* **Directions**
How many lines in the records below contain the string "label"? Reply with the number only.

>> Begin Items

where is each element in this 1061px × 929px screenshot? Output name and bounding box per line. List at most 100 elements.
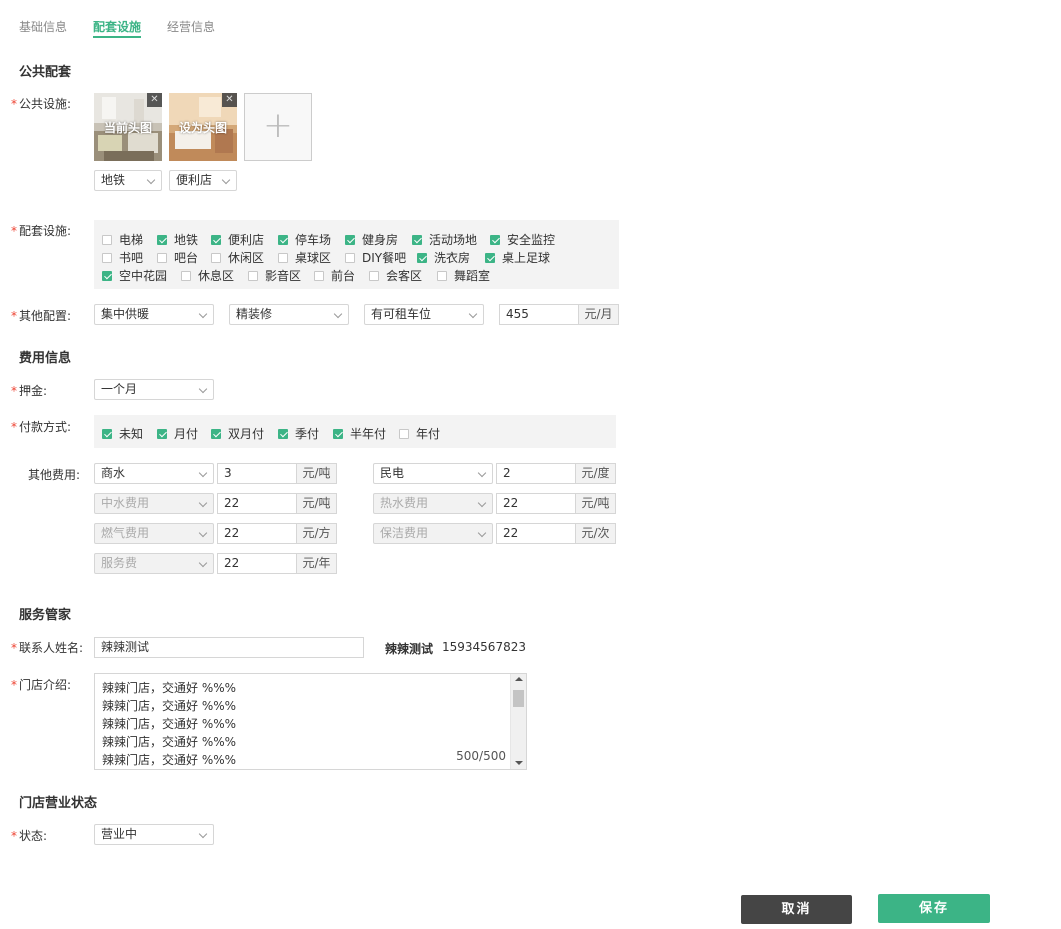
fee-value-input[interactable]: 22: [217, 553, 297, 574]
checkbox-option[interactable]: 影音区: [248, 267, 301, 284]
textarea-scrollbar[interactable]: [510, 674, 526, 769]
checkbox-option[interactable]: 休闲区: [211, 249, 264, 266]
checkbox-unchecked-icon[interactable]: [314, 270, 324, 281]
store-intro-textarea[interactable]: 辣辣门店，交通好 %%% 辣辣门店，交通好 %%% 辣辣门店，交通好 %%% 辣…: [94, 673, 527, 770]
checkbox-option[interactable]: 吧台: [157, 249, 198, 266]
checkbox-checked-icon[interactable]: [278, 428, 288, 439]
tab-facilities[interactable]: 配套设施: [93, 18, 141, 35]
checkbox-unchecked-icon[interactable]: [248, 270, 258, 281]
checkbox-option[interactable]: 活动场地: [412, 231, 477, 248]
photo-thumbnail[interactable]: ✕ 当前头图: [94, 93, 162, 161]
scroll-thumb[interactable]: [513, 690, 524, 707]
checkbox-option[interactable]: 季付: [278, 425, 319, 442]
checkbox-unchecked-icon[interactable]: [437, 270, 447, 281]
fee-type-select[interactable]: 服务费: [94, 553, 214, 574]
status-select[interactable]: 营业中: [94, 824, 214, 845]
checkbox-checked-icon[interactable]: [211, 234, 221, 245]
cancel-button[interactable]: 取消: [741, 895, 852, 924]
photo-tag-select[interactable]: 地铁: [94, 170, 162, 191]
checkbox-unchecked-icon[interactable]: [278, 252, 288, 263]
checkbox-checked-icon[interactable]: [412, 234, 422, 245]
fee-type-select[interactable]: 热水费用: [373, 493, 493, 514]
checkbox-option[interactable]: 桌上足球: [485, 249, 550, 266]
checkbox-option[interactable]: 休息区: [181, 267, 234, 284]
contact-name-input[interactable]: 辣辣测试: [94, 637, 364, 658]
fee-type-select[interactable]: 商水: [94, 463, 214, 484]
fee-type-select[interactable]: 燃气费用: [94, 523, 214, 544]
heating-select[interactable]: 集中供暖: [94, 304, 214, 325]
checkbox-option[interactable]: 洗衣房: [417, 249, 470, 266]
fee-type-select[interactable]: 民电: [373, 463, 493, 484]
remove-photo-icon[interactable]: ✕: [222, 93, 237, 107]
checkbox-option[interactable]: 书吧: [102, 249, 143, 266]
fee-value-input[interactable]: 2: [496, 463, 576, 484]
active-tab-underline: [93, 36, 141, 38]
checkbox-checked-icon[interactable]: [417, 252, 427, 263]
photo-caption-current-cover: 当前头图: [103, 121, 152, 135]
checkbox-unchecked-icon[interactable]: [369, 270, 379, 281]
checkbox-option[interactable]: 双月付: [211, 425, 264, 442]
textarea-line: 辣辣门店，交通好 %%%: [102, 717, 237, 731]
checkbox-option[interactable]: 年付: [399, 425, 440, 442]
fee-value-input[interactable]: 22: [496, 493, 576, 514]
checkbox-option[interactable]: 安全监控: [490, 231, 555, 248]
parking-select[interactable]: 有可租车位: [364, 304, 484, 325]
unit-label: 元/吨: [297, 463, 337, 484]
remove-photo-icon[interactable]: ✕: [147, 93, 162, 107]
checkbox-option[interactable]: 半年付: [333, 425, 386, 442]
checkbox-option[interactable]: 健身房: [345, 231, 398, 248]
fee-value-input[interactable]: 22: [217, 493, 297, 514]
unit-label: 元/吨: [576, 493, 616, 514]
checkbox-option[interactable]: 会客区: [369, 267, 422, 284]
checkbox-option[interactable]: DIY餐吧: [345, 249, 406, 266]
checkbox-unchecked-icon[interactable]: [345, 252, 355, 263]
checkbox-option[interactable]: 便利店: [211, 231, 264, 248]
checkbox-option[interactable]: 停车场: [278, 231, 331, 248]
checkbox-checked-icon[interactable]: [490, 234, 500, 245]
checkbox-option[interactable]: 舞蹈室: [437, 267, 490, 284]
checkbox-checked-icon[interactable]: [278, 234, 288, 245]
textarea-line: 辣辣门店，交通好 %%%: [102, 735, 237, 749]
fee-type-label: 燃气费用: [101, 526, 150, 540]
checkbox-checked-icon[interactable]: [157, 428, 167, 439]
fee-type-select[interactable]: 保洁费用: [373, 523, 493, 544]
scroll-down-icon[interactable]: [515, 761, 523, 765]
checkbox-checked-icon[interactable]: [102, 270, 112, 281]
checkbox-option[interactable]: 桌球区: [278, 249, 331, 266]
fee-type-label: 服务费: [101, 556, 138, 570]
add-photo-button[interactable]: +: [244, 93, 312, 161]
checkbox-checked-icon[interactable]: [345, 234, 355, 245]
checkbox-checked-icon[interactable]: [485, 252, 495, 263]
checkbox-option[interactable]: 未知: [102, 425, 143, 442]
checkbox-unchecked-icon[interactable]: [102, 252, 112, 263]
checkbox-option[interactable]: 空中花园: [102, 267, 167, 284]
deposit-select[interactable]: 一个月: [94, 379, 214, 400]
checkbox-unchecked-icon[interactable]: [399, 428, 409, 439]
checkbox-unchecked-icon[interactable]: [102, 234, 112, 245]
checkbox-unchecked-icon[interactable]: [181, 270, 191, 281]
checkbox-checked-icon[interactable]: [157, 234, 167, 245]
photo-thumbnail[interactable]: ✕ 设为头图: [169, 93, 237, 161]
checkbox-checked-icon[interactable]: [102, 428, 112, 439]
checkbox-option[interactable]: 前台: [314, 267, 355, 284]
fee-value-input[interactable]: 22: [217, 523, 297, 544]
tab-basic-info[interactable]: 基础信息: [19, 18, 67, 35]
tab-business-info[interactable]: 经营信息: [167, 18, 215, 35]
checkbox-checked-icon[interactable]: [333, 428, 343, 439]
checkbox-unchecked-icon[interactable]: [211, 252, 221, 263]
checkbox-option[interactable]: 电梯: [102, 231, 143, 248]
checkbox-unchecked-icon[interactable]: [157, 252, 167, 263]
photo-tag-select[interactable]: 便利店: [169, 170, 237, 191]
fee-value-input[interactable]: 22: [496, 523, 576, 544]
checkbox-option[interactable]: 地铁: [157, 231, 198, 248]
label-deposit: * 押金:: [11, 384, 48, 398]
save-button[interactable]: 保存: [878, 894, 990, 923]
checkbox-label: 影音区: [265, 269, 302, 283]
scroll-up-icon[interactable]: [515, 677, 523, 681]
parking-rent-input[interactable]: 455: [499, 304, 579, 325]
fee-value-input[interactable]: 3: [217, 463, 297, 484]
checkbox-checked-icon[interactable]: [211, 428, 221, 439]
fee-type-select[interactable]: 中水费用: [94, 493, 214, 514]
checkbox-option[interactable]: 月付: [157, 425, 198, 442]
decoration-select[interactable]: 精装修: [229, 304, 349, 325]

>> End Items

* **Output for this task**
6